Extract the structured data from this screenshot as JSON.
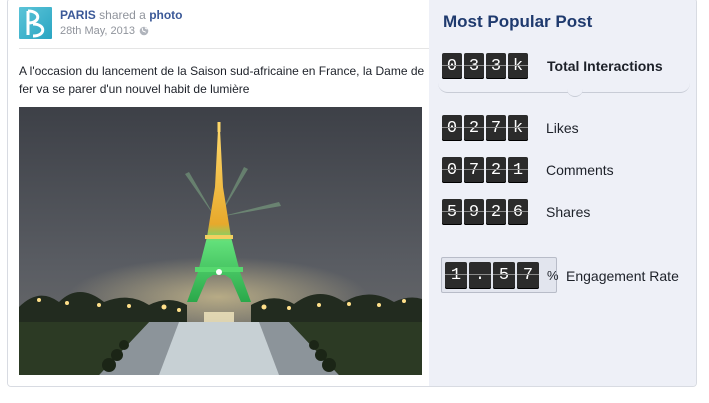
{
  "post": {
    "author": "PARIS",
    "action": "shared a",
    "object": "photo",
    "date": "28th May, 2013",
    "caption": "A l'occasion du lancement de la Saison sud-africaine en France, la Dame de fer va se parer d'un nouvel habit de lumière",
    "photo_icon": "eiffel-tower-night-photo"
  },
  "panel": {
    "title": "Most Popular Post",
    "total": {
      "digits": [
        "0",
        "3",
        "3",
        "k"
      ],
      "label": "Total Interactions"
    },
    "likes": {
      "digits": [
        "0",
        "2",
        "7",
        "k"
      ],
      "label": "Likes"
    },
    "comments": {
      "digits": [
        "0",
        "7",
        "2",
        "1"
      ],
      "label": "Comments"
    },
    "shares": {
      "digits": [
        "5",
        "9",
        "2",
        "6"
      ],
      "label": "Shares"
    },
    "engagement": {
      "digits": [
        "1",
        ".",
        "5",
        "7"
      ],
      "suffix": "%",
      "label": "Engagement Rate"
    }
  },
  "colors": {
    "title": "#1f3a6e",
    "link": "#3b5998",
    "panel_bg": "#eef0f7",
    "digit_bg": "#2b2b2b"
  }
}
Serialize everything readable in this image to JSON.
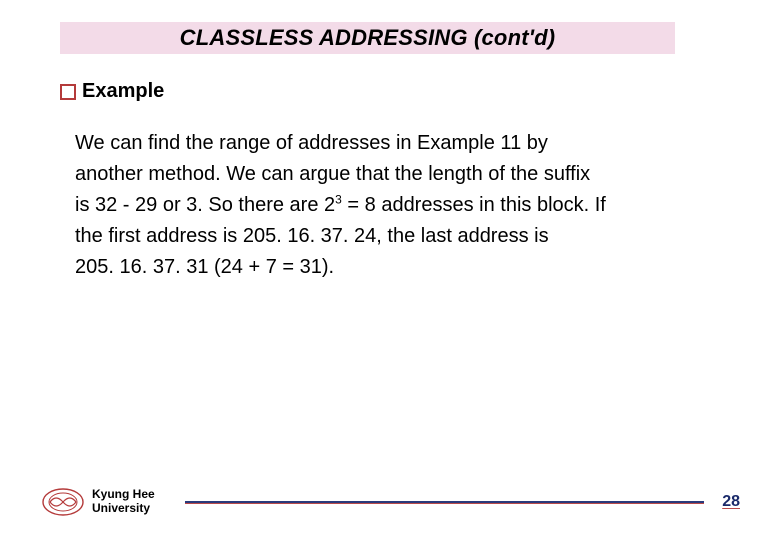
{
  "title": "CLASSLESS ADDRESSING (cont'd)",
  "section_label": "Example",
  "body": {
    "line1": "We can find the range of addresses in Example 11 by",
    "line2": "another method. We can argue that the length of the suffix",
    "line3a": "is 32 - 29 or 3. So there are 2",
    "line3_exp": "3",
    "line3b": " = 8 addresses in this block. If",
    "line4": "the first address is 205. 16. 37. 24, the last address is",
    "line5": "205. 16. 37. 31 (24 + 7 = 31)."
  },
  "footer": {
    "uni1": "Kyung Hee",
    "uni2": "University",
    "page": "28"
  }
}
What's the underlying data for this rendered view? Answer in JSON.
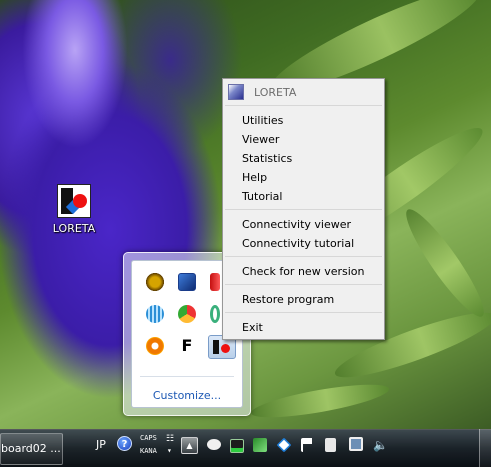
{
  "desktop": {
    "icon_label": "LORETA"
  },
  "context_menu": {
    "header": "LORETA",
    "groups": [
      [
        "Utilities",
        "Viewer",
        "Statistics",
        "Help",
        "Tutorial"
      ],
      [
        "Connectivity viewer",
        "Connectivity tutorial"
      ],
      [
        "Check for new version"
      ],
      [
        "Restore program"
      ],
      [
        "Exit"
      ]
    ]
  },
  "overflow_panel": {
    "customize_label": "Customize..."
  },
  "taskbar": {
    "task_button_label": "board02 ...",
    "language": "JP",
    "caps_label": "CAPS",
    "kana_label": "KANA"
  },
  "colors": {
    "menu_bg": "#f0f0f0",
    "link_blue": "#1c58b4"
  }
}
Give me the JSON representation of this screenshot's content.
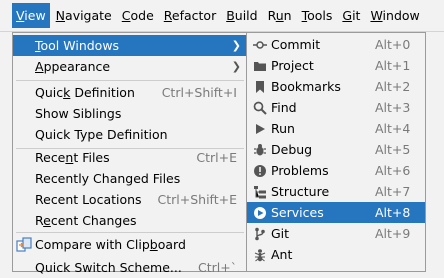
{
  "menubar": {
    "items": [
      {
        "text": "View",
        "mnemonic": "V",
        "rest": "iew"
      },
      {
        "text": "Navigate",
        "mnemonic": "N",
        "rest": "avigate"
      },
      {
        "text": "Code",
        "mnemonic": "C",
        "rest": "ode"
      },
      {
        "text": "Refactor",
        "mnemonic": "R",
        "rest": "efactor"
      },
      {
        "text": "Build",
        "mnemonic": "B",
        "rest": "uild"
      },
      {
        "text": "Run",
        "pre": "R",
        "mnemonic": "u",
        "rest": "n"
      },
      {
        "text": "Tools",
        "mnemonic": "T",
        "rest": "ools"
      },
      {
        "text": "Git",
        "mnemonic": "G",
        "rest": "it"
      },
      {
        "text": "Window",
        "mnemonic": "W",
        "rest": "indow"
      }
    ]
  },
  "view_menu": {
    "tool_windows": {
      "pre": "",
      "mnemonic": "T",
      "rest": "ool Windows"
    },
    "appearance": {
      "pre": "",
      "mnemonic": "A",
      "rest": "ppearance"
    },
    "quick_definition": {
      "pre": "Quic",
      "mnemonic": "k",
      "rest": " Definition",
      "shortcut": "Ctrl+Shift+I"
    },
    "show_siblings": {
      "label": "Show Siblings"
    },
    "quick_type_definition": {
      "label": "Quick Type Definition"
    },
    "recent_files": {
      "pre": "Rece",
      "mnemonic": "n",
      "rest": "t Files",
      "shortcut": "Ctrl+E"
    },
    "recently_changed_files": {
      "label": "Recently Changed Files"
    },
    "recent_locations": {
      "label": "Recent Locations",
      "shortcut": "Ctrl+Shift+E"
    },
    "recent_changes": {
      "pre": "R",
      "mnemonic": "e",
      "rest": "cent Changes"
    },
    "compare_clipboard": {
      "pre": "Compare with Clip",
      "mnemonic": "b",
      "rest": "oard"
    },
    "quick_switch_scheme": {
      "label": "Quick Switch Scheme...",
      "shortcut": "Ctrl+`"
    }
  },
  "tool_windows_menu": {
    "items": [
      {
        "label": "Commit",
        "shortcut": "Alt+0",
        "icon": "commit-icon"
      },
      {
        "label": "Project",
        "shortcut": "Alt+1",
        "icon": "folder-icon"
      },
      {
        "label": "Bookmarks",
        "shortcut": "Alt+2",
        "icon": "bookmark-icon"
      },
      {
        "label": "Find",
        "shortcut": "Alt+3",
        "icon": "search-icon"
      },
      {
        "label": "Run",
        "shortcut": "Alt+4",
        "icon": "play-icon"
      },
      {
        "label": "Debug",
        "shortcut": "Alt+5",
        "icon": "bug-icon"
      },
      {
        "label": "Problems",
        "shortcut": "Alt+6",
        "icon": "warning-icon"
      },
      {
        "label": "Structure",
        "shortcut": "Alt+7",
        "icon": "structure-icon"
      },
      {
        "label": "Services",
        "shortcut": "Alt+8",
        "icon": "services-icon",
        "highlighted": true
      },
      {
        "label": "Git",
        "shortcut": "Alt+9",
        "icon": "git-branch-icon"
      },
      {
        "label": "Ant",
        "shortcut": "",
        "icon": "ant-icon"
      }
    ]
  },
  "colors": {
    "highlight": "#2675bf",
    "menu_bg": "#f2f2f2",
    "shortcut_text": "#7a7a7a"
  }
}
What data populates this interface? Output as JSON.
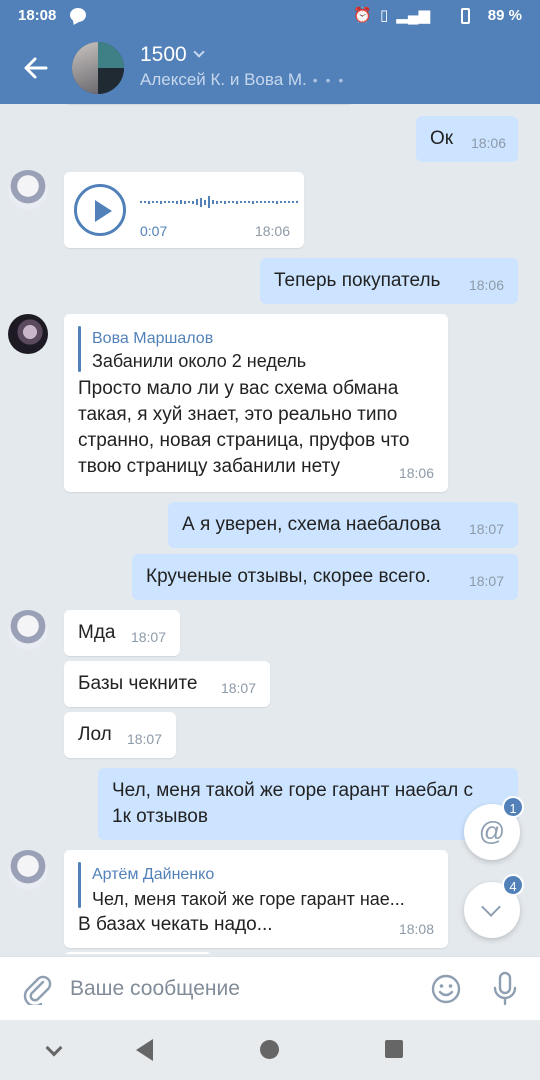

**Exercise objective:**
Pull every line containing the word "data" out of the material.

**Exercise result:**
Extract the structured data from this screenshot as JSON.
What's the underlying data for this rendered view? Answer in JSON.
What data populates this interface? Output as JSON.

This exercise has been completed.